■ **Records for this exercise**
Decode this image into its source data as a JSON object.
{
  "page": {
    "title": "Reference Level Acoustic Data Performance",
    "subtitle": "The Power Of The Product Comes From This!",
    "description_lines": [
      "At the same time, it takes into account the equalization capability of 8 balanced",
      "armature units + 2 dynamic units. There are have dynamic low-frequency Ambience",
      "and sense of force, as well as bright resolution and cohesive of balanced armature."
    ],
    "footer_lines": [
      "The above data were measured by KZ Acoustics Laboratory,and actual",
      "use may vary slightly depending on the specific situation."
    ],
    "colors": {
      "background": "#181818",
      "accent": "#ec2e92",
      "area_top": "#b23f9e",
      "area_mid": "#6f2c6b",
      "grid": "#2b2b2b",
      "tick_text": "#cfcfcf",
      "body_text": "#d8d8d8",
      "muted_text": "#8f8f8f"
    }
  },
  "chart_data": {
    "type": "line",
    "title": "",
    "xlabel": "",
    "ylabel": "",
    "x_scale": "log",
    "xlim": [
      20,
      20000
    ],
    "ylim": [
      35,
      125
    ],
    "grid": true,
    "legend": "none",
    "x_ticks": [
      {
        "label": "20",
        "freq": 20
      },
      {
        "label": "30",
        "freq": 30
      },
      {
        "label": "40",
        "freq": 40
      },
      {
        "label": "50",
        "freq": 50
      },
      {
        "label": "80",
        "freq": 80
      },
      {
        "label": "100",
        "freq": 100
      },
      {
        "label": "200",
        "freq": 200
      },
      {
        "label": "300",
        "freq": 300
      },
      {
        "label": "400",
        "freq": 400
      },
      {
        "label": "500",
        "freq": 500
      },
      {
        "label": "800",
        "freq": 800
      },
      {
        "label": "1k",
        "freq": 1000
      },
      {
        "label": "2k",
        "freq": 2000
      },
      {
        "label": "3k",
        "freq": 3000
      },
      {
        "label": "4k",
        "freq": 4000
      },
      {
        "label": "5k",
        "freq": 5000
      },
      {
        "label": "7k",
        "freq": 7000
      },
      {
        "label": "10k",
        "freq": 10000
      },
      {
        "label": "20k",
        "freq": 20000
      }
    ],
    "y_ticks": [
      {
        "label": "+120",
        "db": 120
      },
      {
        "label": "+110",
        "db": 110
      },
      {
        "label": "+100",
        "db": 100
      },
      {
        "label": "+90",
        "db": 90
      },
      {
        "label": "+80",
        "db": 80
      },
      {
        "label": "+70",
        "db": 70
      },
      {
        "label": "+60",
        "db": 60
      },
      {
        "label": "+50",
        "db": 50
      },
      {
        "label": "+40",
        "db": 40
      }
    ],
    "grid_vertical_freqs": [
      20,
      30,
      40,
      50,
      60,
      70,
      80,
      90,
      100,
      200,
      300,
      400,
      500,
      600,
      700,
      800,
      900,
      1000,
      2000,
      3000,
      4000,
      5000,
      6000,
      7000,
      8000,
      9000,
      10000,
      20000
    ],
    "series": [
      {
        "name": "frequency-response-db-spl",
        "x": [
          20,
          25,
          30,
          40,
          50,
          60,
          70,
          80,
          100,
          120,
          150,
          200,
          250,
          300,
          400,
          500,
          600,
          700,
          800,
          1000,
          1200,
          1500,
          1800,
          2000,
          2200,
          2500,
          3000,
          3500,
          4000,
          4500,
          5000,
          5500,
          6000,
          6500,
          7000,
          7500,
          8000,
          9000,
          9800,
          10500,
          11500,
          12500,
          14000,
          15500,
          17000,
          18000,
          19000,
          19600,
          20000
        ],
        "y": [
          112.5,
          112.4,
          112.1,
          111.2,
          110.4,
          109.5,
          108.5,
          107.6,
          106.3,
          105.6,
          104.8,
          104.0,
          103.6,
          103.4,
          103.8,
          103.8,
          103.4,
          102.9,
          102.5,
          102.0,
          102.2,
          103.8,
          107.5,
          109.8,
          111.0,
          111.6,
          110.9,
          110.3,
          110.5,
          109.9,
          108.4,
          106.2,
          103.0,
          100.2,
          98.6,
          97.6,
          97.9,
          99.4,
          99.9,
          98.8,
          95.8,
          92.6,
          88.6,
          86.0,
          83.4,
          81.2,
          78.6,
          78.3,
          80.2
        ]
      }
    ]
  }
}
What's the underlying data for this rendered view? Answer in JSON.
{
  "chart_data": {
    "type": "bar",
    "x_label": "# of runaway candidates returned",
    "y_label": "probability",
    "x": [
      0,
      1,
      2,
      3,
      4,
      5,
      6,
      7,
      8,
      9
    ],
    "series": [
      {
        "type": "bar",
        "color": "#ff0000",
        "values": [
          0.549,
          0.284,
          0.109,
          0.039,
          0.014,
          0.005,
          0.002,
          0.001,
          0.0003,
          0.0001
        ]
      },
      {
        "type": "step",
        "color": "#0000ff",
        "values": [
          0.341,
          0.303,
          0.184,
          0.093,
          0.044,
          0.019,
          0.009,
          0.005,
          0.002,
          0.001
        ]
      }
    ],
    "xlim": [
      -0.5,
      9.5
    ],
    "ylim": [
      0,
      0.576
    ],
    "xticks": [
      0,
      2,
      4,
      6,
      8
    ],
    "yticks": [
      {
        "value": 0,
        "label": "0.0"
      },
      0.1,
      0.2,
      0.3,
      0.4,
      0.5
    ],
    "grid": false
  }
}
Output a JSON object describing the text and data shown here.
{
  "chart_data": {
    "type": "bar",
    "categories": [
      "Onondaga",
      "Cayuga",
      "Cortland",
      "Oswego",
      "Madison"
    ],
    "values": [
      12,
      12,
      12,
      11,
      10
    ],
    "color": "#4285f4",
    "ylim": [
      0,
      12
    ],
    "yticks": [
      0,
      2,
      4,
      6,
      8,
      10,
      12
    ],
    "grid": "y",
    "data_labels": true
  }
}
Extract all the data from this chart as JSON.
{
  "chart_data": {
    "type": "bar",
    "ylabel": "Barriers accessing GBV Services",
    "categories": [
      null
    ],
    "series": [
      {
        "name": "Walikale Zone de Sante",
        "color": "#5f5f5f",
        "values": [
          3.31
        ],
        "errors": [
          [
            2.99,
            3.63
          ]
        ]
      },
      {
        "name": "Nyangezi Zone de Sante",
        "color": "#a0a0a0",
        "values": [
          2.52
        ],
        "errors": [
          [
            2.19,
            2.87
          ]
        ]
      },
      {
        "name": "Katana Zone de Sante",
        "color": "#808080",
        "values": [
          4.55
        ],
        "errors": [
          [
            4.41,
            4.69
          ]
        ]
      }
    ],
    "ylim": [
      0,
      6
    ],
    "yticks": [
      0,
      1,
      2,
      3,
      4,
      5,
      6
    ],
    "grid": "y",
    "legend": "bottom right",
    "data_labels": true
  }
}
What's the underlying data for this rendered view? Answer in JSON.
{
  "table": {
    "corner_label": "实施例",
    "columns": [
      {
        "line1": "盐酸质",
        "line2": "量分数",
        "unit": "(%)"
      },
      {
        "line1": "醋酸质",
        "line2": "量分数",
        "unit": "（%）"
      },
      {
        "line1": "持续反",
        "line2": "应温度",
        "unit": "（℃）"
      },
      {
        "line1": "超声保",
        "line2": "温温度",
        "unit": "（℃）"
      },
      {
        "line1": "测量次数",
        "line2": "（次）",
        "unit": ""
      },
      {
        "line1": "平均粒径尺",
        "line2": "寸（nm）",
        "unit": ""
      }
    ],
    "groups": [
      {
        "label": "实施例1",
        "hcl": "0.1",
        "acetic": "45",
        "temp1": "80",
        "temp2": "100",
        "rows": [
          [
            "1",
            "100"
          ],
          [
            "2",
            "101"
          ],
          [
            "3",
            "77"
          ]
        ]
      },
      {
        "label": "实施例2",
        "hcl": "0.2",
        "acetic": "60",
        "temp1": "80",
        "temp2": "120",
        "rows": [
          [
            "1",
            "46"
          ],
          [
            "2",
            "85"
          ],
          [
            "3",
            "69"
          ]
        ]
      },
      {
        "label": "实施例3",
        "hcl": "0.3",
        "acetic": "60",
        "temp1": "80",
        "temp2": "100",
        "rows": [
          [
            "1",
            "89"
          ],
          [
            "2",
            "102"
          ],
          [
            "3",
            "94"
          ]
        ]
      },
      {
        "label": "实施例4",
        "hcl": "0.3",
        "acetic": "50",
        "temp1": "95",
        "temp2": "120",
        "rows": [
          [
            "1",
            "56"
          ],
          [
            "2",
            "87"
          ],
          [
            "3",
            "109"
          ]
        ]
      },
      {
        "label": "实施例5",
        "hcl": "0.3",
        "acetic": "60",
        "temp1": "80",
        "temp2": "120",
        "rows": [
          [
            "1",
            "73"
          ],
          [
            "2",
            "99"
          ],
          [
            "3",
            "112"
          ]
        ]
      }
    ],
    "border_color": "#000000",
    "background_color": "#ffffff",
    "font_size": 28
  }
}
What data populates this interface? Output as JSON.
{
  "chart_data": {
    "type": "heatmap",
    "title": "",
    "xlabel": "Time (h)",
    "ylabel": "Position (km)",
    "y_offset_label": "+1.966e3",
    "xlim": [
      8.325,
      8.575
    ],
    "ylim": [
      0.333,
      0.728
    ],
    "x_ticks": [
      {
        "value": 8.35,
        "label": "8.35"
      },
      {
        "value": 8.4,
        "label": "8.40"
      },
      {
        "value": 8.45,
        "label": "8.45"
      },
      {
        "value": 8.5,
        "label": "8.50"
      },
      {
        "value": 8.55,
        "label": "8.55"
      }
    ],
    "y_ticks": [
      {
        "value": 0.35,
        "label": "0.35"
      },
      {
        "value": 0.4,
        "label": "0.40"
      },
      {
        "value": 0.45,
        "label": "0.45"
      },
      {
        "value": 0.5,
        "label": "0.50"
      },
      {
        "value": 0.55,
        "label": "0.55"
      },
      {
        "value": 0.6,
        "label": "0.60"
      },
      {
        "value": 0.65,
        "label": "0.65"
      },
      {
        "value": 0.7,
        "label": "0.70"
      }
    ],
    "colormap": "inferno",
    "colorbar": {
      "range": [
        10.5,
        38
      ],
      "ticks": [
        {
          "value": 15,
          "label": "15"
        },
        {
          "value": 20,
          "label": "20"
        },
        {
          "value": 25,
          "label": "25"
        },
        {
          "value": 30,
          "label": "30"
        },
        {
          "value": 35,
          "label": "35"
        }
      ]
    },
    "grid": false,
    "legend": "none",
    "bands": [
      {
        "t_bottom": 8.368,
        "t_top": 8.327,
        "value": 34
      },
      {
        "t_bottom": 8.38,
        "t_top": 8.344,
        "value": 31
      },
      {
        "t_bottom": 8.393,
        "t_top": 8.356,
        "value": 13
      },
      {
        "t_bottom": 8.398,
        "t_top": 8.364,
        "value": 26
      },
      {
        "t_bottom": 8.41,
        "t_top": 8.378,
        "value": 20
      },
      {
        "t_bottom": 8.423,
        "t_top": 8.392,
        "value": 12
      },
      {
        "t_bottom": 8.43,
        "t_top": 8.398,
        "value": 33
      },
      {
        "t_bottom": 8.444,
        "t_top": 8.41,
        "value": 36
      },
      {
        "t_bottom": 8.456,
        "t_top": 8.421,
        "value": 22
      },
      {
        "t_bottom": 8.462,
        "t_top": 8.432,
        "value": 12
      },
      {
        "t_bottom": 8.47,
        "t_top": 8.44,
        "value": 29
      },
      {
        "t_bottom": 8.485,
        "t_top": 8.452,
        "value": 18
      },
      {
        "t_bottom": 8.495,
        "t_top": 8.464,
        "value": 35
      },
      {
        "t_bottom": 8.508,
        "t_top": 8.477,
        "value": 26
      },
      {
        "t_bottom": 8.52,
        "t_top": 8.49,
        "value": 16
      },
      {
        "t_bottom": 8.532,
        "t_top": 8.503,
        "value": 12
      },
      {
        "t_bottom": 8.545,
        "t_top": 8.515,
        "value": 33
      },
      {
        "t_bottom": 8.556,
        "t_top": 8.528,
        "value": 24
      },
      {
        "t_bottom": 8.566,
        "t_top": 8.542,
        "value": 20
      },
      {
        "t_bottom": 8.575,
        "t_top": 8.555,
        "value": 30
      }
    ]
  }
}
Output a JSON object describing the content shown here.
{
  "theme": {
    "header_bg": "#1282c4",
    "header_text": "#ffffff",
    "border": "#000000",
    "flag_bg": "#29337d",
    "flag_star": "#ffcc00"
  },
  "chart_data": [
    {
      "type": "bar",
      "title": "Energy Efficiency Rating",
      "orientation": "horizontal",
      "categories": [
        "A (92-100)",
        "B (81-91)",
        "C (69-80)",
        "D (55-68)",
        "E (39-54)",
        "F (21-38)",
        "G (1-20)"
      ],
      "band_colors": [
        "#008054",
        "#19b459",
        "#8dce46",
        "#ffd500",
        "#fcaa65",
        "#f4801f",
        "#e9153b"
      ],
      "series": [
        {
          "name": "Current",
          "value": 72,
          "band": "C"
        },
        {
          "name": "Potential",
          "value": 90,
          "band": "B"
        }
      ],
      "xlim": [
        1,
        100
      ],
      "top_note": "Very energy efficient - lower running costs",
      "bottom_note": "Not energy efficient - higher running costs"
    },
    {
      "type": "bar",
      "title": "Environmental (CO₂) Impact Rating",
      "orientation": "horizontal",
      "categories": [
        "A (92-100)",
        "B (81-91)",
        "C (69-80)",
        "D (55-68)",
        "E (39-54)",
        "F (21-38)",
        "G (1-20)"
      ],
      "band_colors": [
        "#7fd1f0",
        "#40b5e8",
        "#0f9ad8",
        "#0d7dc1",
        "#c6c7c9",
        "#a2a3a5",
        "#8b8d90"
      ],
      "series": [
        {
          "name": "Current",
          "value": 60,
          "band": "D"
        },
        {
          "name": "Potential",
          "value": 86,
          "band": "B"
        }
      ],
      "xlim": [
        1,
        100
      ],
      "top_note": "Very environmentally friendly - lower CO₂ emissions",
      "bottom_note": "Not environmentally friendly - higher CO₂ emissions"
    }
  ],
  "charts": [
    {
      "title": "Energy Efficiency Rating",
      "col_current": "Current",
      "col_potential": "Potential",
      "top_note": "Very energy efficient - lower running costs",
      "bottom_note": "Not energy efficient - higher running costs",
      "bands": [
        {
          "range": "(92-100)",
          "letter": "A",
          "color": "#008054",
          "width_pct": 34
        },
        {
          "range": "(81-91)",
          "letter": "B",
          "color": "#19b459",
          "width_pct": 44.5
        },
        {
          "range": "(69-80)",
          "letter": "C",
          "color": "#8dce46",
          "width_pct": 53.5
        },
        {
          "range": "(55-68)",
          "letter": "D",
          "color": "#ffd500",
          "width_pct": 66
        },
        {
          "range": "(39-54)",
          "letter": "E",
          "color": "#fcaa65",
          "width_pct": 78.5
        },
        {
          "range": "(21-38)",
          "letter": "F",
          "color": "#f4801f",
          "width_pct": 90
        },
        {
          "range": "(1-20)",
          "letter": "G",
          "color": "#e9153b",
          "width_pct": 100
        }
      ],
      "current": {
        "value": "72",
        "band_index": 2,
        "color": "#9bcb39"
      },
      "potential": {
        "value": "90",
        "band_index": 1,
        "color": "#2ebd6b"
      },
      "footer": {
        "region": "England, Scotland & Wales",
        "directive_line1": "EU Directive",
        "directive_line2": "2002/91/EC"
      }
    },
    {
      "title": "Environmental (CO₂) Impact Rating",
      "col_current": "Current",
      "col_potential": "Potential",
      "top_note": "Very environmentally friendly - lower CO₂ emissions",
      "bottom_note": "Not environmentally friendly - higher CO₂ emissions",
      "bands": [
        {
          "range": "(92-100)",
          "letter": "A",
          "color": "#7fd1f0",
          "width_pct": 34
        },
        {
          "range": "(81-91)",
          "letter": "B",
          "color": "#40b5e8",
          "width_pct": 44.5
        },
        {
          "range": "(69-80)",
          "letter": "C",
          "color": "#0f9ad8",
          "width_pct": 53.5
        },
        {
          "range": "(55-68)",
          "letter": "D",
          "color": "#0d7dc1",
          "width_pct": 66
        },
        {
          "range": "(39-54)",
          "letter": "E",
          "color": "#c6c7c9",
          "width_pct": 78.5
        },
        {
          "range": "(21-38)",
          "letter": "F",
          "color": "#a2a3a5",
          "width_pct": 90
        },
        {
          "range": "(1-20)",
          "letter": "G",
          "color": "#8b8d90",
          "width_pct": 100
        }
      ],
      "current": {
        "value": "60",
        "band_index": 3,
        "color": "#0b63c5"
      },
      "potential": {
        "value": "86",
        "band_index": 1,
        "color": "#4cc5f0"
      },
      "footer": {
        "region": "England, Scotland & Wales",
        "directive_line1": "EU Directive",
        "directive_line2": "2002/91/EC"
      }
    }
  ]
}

■ **What is needed**
Going through the data above, count the lines where the string "costs" appears, and answer with only that number.

■ **Exercise answer**
4